## Exercise task
Below are entries. Pull out all lines containing "text".

+++ Entries provided +++

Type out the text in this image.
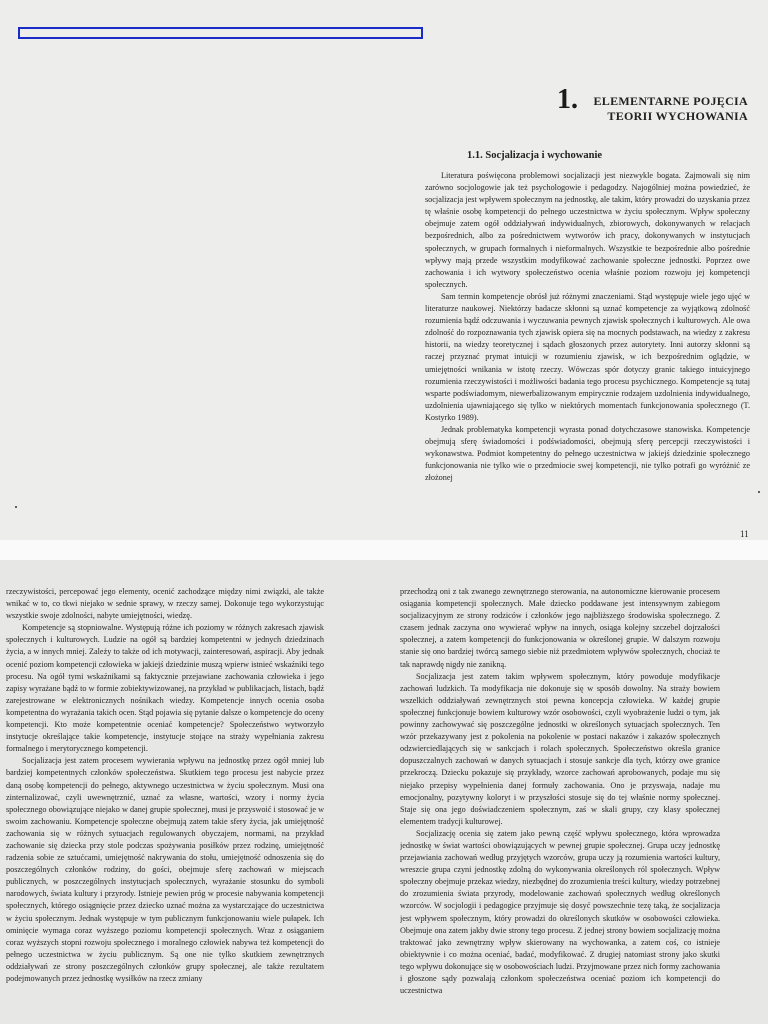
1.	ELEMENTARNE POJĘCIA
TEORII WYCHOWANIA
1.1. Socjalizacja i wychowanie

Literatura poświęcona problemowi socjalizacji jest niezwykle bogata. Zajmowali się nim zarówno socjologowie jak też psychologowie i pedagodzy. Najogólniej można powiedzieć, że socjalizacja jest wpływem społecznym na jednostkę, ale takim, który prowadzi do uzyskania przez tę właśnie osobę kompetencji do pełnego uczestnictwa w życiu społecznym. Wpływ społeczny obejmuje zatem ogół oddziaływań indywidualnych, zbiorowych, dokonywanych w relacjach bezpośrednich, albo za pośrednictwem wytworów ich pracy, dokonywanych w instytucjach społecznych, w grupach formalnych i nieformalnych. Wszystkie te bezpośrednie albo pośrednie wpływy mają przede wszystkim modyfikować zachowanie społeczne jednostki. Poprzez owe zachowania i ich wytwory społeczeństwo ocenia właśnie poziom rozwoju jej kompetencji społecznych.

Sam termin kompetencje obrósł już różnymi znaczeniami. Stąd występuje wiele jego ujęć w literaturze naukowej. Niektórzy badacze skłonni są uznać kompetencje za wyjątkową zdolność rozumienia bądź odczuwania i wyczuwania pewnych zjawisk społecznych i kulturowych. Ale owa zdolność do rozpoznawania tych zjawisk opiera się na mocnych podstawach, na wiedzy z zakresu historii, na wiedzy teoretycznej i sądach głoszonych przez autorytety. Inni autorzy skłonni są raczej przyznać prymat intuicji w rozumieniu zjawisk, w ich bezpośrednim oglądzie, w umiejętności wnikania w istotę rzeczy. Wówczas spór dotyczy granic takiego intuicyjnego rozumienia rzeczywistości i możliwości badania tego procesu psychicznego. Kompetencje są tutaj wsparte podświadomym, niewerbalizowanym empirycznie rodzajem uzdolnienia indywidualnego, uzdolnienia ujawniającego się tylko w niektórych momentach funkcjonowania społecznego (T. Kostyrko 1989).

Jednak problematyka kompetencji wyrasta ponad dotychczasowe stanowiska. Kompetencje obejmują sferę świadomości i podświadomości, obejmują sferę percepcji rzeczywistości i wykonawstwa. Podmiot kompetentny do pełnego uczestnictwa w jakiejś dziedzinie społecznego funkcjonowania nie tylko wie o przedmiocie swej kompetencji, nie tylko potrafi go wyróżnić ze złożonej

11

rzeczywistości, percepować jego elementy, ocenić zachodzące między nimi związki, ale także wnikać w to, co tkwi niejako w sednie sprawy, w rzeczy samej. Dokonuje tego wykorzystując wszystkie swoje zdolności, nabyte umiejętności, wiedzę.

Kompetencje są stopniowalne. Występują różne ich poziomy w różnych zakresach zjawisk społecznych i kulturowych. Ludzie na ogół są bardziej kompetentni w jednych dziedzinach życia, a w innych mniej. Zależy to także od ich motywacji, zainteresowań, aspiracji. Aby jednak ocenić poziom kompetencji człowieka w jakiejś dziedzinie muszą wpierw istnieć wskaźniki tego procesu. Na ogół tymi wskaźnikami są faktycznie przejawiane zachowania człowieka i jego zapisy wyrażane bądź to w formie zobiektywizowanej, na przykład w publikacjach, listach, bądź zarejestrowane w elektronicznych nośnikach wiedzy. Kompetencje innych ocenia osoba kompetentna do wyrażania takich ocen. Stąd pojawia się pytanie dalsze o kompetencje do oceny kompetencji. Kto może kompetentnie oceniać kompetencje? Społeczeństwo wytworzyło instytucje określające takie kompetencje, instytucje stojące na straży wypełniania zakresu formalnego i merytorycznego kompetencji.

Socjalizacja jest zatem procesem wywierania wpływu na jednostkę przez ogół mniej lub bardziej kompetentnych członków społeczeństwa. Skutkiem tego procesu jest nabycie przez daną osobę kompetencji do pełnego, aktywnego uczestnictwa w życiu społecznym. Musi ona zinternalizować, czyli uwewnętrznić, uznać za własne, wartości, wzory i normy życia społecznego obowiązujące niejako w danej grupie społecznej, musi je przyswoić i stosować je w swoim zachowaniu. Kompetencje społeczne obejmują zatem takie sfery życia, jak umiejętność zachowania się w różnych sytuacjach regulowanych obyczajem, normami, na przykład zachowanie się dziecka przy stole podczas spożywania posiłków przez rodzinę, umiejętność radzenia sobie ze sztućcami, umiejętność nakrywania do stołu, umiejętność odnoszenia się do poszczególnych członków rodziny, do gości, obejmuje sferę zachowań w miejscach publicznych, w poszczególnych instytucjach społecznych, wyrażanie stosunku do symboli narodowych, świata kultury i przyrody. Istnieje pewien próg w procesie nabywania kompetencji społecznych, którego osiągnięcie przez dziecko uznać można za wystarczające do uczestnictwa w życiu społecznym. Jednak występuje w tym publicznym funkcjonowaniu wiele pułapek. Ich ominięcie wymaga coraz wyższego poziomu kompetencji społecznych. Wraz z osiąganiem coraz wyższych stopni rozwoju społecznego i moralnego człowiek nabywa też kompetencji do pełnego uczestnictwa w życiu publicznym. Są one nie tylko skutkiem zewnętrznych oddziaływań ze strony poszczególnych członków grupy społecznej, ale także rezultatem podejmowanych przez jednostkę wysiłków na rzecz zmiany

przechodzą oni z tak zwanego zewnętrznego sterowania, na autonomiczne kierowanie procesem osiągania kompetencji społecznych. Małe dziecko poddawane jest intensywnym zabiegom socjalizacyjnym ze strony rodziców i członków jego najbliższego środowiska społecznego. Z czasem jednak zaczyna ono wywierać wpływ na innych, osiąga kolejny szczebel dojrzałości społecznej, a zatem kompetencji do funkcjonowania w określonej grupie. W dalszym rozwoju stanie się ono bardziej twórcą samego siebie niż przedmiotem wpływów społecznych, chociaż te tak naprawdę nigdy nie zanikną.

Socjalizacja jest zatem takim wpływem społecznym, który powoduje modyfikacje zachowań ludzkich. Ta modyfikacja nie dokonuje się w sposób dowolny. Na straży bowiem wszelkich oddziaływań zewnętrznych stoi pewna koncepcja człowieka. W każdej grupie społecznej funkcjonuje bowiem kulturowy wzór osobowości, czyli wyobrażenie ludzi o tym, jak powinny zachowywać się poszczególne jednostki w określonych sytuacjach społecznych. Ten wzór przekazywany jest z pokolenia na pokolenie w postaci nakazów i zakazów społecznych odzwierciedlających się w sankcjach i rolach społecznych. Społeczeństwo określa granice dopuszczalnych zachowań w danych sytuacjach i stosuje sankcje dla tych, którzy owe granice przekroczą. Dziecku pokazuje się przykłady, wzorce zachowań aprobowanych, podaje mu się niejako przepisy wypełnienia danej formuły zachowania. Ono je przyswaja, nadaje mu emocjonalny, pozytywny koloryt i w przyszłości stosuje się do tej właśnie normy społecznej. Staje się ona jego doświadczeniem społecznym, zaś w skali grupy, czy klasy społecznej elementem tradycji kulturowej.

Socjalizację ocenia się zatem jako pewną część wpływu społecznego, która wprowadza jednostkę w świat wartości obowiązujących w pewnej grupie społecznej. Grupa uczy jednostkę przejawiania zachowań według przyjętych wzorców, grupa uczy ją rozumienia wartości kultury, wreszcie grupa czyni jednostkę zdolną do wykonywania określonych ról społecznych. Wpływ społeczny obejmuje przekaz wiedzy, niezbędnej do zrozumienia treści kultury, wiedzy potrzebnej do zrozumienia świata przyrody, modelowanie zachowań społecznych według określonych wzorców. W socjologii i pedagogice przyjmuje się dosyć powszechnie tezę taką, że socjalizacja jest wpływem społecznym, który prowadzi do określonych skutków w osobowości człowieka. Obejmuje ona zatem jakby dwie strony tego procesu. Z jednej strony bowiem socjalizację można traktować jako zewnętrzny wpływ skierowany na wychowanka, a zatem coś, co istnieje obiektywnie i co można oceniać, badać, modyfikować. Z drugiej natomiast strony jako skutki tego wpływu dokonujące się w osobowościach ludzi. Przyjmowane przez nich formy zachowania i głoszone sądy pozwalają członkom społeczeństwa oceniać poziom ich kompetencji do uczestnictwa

+++
+++ Entries provided +++

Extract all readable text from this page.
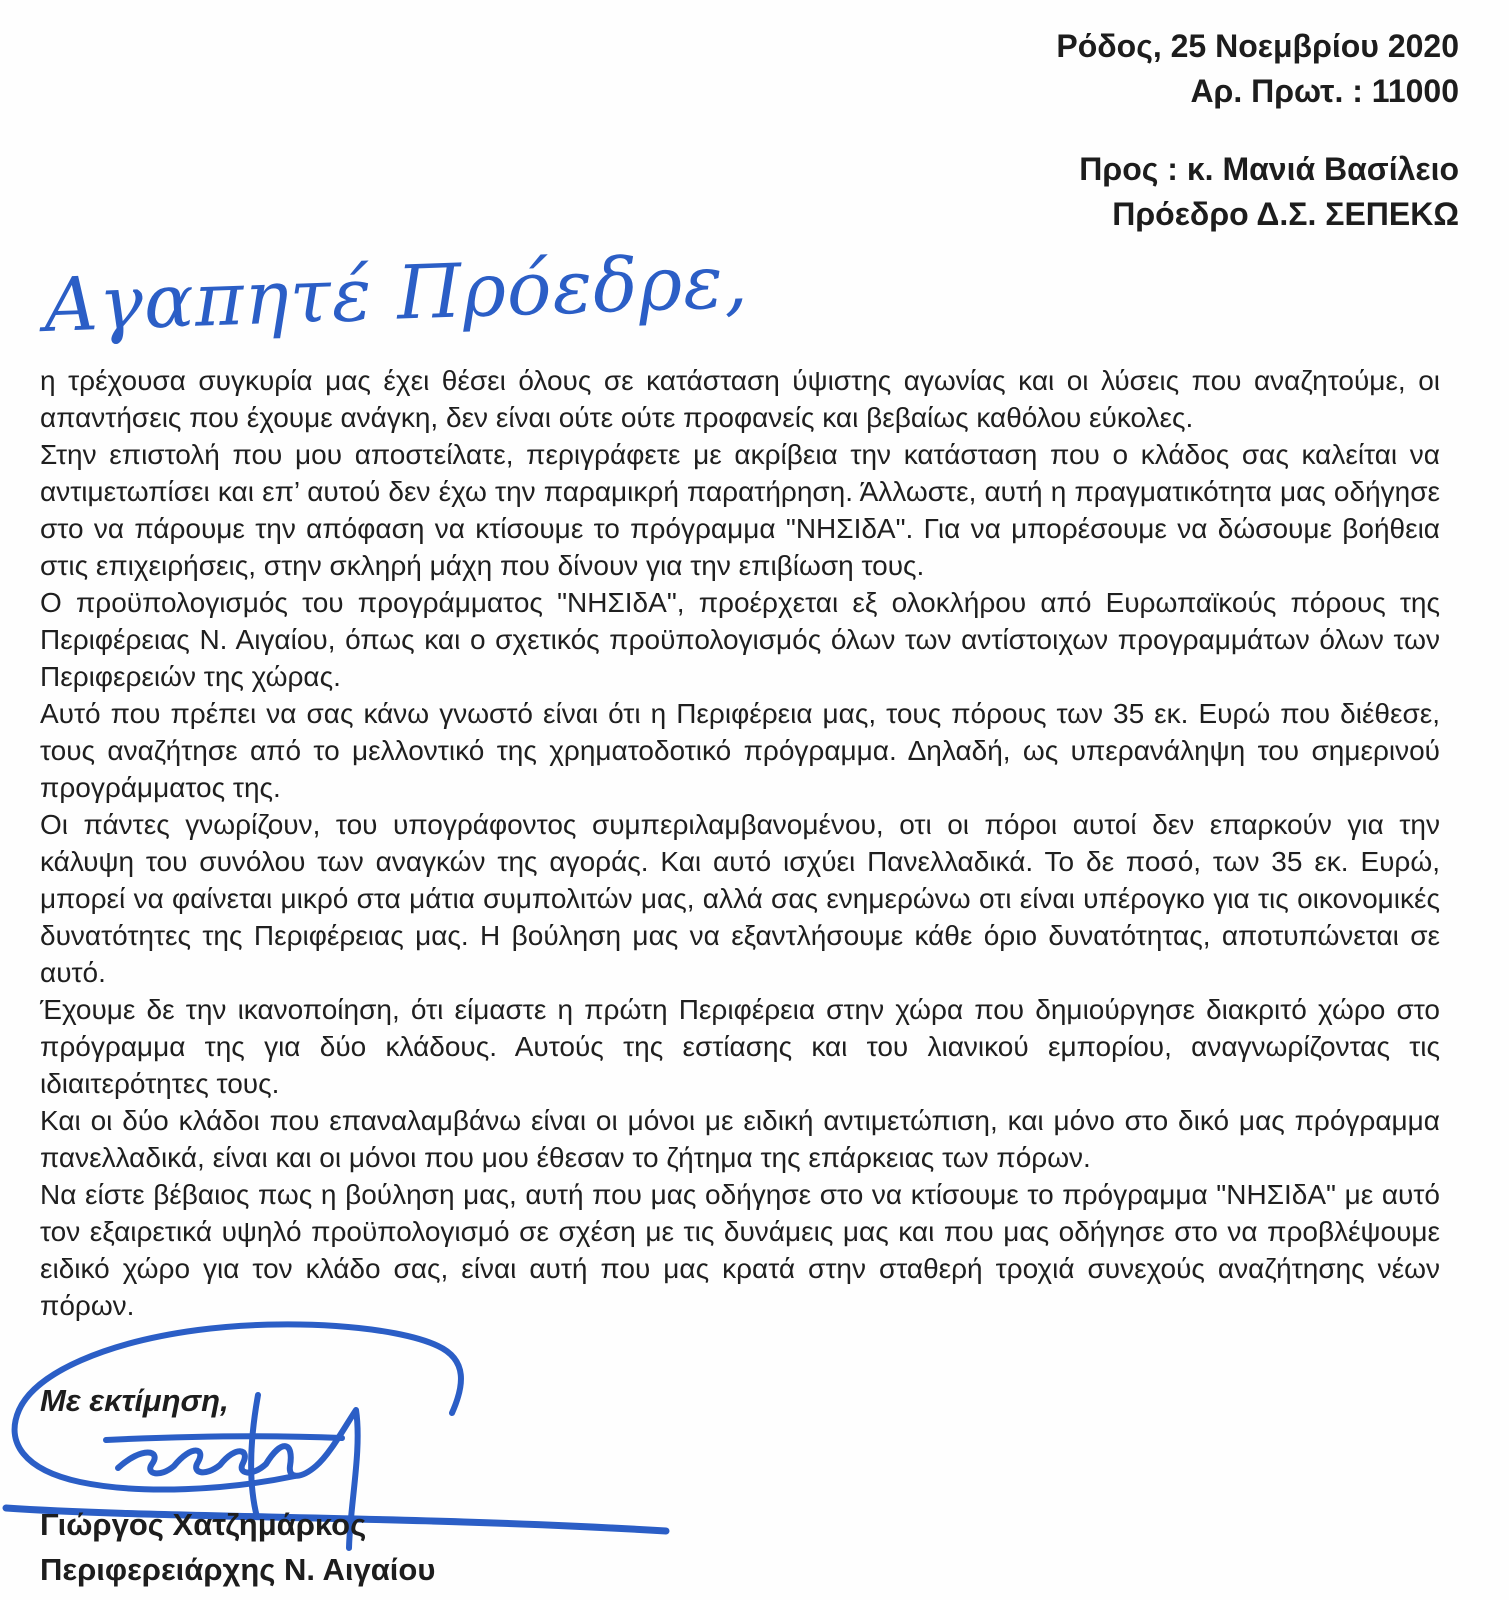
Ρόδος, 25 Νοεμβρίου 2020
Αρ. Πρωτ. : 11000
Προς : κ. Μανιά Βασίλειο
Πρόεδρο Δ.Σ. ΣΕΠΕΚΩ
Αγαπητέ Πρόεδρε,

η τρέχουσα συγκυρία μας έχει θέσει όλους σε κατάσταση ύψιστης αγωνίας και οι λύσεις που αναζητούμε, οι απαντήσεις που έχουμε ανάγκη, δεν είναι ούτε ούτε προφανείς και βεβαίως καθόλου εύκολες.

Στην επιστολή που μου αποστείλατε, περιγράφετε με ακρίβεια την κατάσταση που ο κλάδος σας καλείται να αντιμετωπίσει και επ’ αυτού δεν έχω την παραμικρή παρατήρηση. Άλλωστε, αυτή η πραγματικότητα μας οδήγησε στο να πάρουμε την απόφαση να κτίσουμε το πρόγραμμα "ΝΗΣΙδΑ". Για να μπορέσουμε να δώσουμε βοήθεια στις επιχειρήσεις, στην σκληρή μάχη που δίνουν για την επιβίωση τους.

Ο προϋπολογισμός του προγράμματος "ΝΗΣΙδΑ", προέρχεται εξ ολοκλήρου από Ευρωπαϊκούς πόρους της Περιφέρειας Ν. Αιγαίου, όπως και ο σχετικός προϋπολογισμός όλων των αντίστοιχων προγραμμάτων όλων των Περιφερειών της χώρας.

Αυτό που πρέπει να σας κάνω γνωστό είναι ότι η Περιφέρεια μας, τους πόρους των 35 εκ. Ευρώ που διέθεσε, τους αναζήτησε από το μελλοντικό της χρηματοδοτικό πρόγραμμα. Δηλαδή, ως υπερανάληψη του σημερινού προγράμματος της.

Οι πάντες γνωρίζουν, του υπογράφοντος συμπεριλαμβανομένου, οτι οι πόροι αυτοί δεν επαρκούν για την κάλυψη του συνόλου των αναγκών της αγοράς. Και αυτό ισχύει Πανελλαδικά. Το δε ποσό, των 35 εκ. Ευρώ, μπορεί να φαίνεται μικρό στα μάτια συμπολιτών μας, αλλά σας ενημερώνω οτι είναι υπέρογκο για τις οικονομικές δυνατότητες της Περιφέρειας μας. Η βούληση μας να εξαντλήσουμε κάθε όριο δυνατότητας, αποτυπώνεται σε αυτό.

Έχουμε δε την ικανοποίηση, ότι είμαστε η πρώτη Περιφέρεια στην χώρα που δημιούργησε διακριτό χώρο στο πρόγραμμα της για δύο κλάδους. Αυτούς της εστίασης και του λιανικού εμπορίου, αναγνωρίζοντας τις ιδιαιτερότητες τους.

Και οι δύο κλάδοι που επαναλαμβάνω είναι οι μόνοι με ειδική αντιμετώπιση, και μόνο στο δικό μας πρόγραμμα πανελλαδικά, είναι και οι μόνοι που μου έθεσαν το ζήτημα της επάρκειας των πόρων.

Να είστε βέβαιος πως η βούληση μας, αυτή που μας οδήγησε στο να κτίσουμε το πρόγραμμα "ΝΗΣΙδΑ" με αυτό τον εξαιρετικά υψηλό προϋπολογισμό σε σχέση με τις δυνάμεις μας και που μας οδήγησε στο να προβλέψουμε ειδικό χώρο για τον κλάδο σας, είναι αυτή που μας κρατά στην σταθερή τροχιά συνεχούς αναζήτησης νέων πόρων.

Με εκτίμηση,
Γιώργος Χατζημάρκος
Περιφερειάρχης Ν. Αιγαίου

+++

## Exercise solution
Type out the text in this image.
Extract all readable text from this page.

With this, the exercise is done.